- [SET TASK] Check every line of the entries for "future", and copy the lines that hold it.

(Dataset items)
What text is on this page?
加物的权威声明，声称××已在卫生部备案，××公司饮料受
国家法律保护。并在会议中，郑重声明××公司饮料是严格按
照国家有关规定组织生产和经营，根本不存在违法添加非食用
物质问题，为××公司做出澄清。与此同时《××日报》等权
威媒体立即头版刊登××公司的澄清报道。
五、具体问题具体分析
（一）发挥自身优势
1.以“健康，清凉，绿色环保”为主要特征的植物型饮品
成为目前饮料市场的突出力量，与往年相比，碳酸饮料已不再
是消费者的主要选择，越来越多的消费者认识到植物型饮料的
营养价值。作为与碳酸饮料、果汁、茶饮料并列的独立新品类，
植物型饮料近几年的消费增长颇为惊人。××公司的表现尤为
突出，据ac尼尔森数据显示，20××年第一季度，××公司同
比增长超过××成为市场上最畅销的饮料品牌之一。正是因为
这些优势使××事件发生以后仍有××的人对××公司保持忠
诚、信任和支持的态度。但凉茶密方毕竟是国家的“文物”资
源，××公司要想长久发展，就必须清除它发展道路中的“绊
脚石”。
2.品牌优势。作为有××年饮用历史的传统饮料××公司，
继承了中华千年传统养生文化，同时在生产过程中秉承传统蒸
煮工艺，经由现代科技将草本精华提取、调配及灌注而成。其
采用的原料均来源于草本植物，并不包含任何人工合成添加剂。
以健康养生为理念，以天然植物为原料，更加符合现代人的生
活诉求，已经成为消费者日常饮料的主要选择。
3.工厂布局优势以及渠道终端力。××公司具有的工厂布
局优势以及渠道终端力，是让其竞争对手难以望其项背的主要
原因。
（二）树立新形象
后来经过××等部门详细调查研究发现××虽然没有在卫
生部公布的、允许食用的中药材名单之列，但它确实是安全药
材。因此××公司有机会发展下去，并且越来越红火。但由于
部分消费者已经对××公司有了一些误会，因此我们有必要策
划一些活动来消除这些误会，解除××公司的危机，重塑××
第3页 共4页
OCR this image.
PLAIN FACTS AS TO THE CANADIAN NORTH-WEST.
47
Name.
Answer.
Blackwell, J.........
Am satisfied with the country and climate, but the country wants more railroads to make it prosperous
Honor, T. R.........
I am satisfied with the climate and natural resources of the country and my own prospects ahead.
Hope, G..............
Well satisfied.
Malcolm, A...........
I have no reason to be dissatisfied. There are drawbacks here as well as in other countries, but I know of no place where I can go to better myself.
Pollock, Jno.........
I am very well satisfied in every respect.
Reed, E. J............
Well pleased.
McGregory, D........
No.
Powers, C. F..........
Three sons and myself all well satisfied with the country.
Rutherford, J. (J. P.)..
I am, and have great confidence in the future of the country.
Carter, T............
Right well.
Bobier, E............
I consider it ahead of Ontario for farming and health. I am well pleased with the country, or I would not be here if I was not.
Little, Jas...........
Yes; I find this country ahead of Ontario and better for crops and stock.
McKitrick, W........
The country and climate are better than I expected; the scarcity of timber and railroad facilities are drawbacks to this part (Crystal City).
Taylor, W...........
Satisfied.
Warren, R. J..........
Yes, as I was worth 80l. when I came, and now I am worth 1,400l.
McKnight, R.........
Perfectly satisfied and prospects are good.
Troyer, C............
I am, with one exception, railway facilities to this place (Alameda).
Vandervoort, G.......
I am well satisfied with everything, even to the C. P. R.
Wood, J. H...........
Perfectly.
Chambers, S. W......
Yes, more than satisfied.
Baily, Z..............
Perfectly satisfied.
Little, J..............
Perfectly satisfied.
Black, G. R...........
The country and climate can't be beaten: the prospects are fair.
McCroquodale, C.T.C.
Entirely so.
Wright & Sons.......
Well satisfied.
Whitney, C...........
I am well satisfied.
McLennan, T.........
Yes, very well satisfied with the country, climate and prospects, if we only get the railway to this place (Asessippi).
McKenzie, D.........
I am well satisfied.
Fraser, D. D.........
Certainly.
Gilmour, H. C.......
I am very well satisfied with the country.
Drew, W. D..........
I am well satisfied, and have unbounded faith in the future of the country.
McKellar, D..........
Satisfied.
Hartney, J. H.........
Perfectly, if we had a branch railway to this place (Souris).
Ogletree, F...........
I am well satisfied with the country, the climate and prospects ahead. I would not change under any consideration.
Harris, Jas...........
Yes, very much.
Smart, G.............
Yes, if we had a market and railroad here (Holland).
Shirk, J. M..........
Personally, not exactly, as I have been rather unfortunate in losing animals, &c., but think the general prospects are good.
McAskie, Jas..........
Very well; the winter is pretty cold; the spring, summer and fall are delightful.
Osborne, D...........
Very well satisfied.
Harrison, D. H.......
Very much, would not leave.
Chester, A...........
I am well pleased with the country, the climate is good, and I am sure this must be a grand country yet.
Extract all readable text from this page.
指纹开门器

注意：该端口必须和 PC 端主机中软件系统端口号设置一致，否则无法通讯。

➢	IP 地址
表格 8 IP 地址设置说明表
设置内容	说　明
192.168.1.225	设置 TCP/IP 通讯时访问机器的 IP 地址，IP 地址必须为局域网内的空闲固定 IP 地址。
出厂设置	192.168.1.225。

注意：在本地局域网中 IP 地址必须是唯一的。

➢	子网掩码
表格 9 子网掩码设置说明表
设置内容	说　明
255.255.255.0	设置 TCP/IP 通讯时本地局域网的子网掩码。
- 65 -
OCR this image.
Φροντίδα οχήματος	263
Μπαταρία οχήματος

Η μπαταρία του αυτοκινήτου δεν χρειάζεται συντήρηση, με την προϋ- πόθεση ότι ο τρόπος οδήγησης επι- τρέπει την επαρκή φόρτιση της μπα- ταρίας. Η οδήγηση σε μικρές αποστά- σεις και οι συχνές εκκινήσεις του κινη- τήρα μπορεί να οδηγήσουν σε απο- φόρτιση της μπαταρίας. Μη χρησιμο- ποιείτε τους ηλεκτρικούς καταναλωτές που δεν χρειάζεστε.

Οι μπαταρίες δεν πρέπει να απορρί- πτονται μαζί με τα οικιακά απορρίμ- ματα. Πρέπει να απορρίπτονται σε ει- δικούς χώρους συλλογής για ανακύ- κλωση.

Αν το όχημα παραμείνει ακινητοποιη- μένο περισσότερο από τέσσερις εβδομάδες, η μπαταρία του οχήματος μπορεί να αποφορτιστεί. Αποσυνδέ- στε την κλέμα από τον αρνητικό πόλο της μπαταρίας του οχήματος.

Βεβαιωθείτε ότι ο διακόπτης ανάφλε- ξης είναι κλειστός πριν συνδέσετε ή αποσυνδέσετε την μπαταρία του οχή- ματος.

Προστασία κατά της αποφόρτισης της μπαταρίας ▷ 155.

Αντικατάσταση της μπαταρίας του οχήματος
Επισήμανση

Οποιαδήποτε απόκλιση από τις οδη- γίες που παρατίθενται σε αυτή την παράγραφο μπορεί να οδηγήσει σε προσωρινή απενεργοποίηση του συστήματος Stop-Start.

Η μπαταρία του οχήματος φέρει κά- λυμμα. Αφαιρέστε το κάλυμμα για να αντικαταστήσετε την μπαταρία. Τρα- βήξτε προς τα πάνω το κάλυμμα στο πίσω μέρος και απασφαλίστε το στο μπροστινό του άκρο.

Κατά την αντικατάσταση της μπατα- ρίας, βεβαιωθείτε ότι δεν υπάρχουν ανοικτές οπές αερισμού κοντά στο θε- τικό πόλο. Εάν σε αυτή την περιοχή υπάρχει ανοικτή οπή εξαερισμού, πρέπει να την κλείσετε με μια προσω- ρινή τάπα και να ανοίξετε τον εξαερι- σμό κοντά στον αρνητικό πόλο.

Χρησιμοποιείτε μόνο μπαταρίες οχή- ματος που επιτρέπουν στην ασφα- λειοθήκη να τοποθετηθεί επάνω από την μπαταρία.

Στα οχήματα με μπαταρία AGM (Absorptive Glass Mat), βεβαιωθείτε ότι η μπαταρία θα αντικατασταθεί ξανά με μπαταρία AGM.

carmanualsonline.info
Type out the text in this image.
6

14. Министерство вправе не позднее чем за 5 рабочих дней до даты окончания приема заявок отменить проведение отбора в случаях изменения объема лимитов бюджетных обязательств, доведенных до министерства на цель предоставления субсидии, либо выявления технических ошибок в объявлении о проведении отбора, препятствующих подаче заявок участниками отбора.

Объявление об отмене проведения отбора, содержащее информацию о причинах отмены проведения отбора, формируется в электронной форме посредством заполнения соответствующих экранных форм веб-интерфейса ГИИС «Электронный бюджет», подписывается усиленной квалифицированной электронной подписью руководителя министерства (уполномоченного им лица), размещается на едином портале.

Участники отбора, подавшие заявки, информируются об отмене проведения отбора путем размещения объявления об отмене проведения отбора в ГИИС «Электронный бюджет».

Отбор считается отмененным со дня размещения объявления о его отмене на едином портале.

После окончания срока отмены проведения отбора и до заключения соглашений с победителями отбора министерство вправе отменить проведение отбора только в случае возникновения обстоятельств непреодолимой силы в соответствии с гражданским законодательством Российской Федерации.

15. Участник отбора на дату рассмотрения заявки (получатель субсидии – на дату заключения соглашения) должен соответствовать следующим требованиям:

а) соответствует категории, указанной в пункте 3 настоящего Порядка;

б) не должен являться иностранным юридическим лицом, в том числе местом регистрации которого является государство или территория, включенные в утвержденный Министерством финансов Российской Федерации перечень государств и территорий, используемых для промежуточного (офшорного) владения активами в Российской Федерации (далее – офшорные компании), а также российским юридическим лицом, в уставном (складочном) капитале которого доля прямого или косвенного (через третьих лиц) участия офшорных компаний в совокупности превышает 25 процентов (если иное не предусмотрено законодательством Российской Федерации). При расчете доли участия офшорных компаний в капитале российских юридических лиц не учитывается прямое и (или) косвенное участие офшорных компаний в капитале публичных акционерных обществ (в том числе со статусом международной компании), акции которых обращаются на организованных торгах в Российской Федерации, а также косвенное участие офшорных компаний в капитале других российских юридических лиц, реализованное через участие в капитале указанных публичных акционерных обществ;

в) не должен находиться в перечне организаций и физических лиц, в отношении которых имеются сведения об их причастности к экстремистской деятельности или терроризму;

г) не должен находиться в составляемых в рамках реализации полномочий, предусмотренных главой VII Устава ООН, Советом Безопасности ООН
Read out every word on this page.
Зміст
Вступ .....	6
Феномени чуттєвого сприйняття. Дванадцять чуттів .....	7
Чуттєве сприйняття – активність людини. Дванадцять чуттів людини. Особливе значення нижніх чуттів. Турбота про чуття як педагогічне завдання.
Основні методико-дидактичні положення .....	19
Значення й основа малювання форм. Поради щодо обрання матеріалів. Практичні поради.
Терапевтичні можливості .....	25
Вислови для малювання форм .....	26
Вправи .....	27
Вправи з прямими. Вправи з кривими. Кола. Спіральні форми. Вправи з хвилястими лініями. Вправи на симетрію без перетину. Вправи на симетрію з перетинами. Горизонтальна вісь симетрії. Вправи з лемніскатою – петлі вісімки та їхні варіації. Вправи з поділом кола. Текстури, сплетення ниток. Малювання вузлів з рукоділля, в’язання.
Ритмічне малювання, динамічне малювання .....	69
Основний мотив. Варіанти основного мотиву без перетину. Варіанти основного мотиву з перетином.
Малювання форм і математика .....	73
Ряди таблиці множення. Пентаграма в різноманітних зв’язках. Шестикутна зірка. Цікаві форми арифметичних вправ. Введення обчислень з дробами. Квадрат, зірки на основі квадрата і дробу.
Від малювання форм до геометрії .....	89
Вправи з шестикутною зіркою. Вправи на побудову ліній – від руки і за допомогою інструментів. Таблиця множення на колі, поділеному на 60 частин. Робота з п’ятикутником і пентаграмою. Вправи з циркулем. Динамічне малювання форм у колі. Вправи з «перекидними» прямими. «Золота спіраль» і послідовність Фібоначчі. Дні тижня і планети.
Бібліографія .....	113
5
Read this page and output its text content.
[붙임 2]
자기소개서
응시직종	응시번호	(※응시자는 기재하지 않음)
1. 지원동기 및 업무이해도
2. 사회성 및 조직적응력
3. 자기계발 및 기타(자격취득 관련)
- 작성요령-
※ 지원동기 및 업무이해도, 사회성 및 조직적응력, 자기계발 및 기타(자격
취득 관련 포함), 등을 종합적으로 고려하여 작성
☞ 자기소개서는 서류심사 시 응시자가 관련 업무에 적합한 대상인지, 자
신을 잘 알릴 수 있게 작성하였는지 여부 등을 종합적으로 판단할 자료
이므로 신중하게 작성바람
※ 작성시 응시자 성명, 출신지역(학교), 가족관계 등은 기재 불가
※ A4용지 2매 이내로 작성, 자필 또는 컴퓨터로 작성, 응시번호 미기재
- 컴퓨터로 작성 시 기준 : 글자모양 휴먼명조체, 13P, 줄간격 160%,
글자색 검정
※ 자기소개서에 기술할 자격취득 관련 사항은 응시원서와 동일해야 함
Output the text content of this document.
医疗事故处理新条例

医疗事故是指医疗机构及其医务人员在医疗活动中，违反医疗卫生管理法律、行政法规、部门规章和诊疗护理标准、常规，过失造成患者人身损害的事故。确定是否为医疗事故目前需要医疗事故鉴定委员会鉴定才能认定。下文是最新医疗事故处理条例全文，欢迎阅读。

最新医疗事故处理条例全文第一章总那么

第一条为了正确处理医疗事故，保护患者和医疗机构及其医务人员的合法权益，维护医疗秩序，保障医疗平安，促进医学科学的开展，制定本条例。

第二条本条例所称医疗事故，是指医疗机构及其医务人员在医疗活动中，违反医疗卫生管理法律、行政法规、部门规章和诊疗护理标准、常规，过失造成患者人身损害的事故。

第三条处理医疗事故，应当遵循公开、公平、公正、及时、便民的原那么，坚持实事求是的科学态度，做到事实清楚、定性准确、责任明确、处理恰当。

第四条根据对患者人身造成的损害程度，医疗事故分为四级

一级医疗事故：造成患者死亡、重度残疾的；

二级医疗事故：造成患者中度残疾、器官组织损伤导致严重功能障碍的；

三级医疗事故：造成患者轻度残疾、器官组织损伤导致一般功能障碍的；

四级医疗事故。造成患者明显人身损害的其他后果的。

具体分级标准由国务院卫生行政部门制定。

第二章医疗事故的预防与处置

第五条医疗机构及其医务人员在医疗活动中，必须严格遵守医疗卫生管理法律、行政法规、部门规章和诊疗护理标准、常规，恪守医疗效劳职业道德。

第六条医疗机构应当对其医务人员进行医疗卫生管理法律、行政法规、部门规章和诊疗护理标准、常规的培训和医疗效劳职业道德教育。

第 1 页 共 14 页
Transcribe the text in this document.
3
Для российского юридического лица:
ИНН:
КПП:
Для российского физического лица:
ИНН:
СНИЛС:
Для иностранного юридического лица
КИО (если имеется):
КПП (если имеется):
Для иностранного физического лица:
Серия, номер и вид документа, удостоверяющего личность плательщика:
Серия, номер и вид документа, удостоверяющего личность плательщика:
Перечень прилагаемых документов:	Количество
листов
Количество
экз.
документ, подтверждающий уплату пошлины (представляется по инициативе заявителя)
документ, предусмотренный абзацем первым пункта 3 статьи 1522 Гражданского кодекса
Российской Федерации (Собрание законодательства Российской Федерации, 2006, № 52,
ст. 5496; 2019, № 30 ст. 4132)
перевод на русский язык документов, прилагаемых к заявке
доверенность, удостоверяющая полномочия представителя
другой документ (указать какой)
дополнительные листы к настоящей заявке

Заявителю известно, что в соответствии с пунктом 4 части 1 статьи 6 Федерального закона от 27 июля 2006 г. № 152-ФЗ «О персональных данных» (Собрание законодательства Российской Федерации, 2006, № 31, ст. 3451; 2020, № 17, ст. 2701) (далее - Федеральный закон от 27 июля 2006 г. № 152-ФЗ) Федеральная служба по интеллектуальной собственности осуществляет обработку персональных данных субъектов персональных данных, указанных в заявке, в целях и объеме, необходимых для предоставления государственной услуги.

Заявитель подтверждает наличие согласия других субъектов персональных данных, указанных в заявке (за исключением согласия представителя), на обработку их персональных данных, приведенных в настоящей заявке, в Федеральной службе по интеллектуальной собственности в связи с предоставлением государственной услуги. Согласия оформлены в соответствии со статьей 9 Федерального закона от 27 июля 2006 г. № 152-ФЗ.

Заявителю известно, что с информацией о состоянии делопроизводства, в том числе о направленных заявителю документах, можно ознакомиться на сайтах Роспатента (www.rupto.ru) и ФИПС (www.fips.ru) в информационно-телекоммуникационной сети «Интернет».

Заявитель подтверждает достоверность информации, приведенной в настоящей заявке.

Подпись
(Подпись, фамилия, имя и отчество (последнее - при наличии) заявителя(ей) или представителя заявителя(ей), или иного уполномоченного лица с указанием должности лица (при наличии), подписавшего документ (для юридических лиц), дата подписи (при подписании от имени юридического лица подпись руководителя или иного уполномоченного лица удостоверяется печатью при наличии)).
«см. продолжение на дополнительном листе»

- [RESPONSE FOR THIS EXERCISE]
I am, and have great confidence in the future of the country.
I am well satisfied, and have unbounded faith in the future of the country.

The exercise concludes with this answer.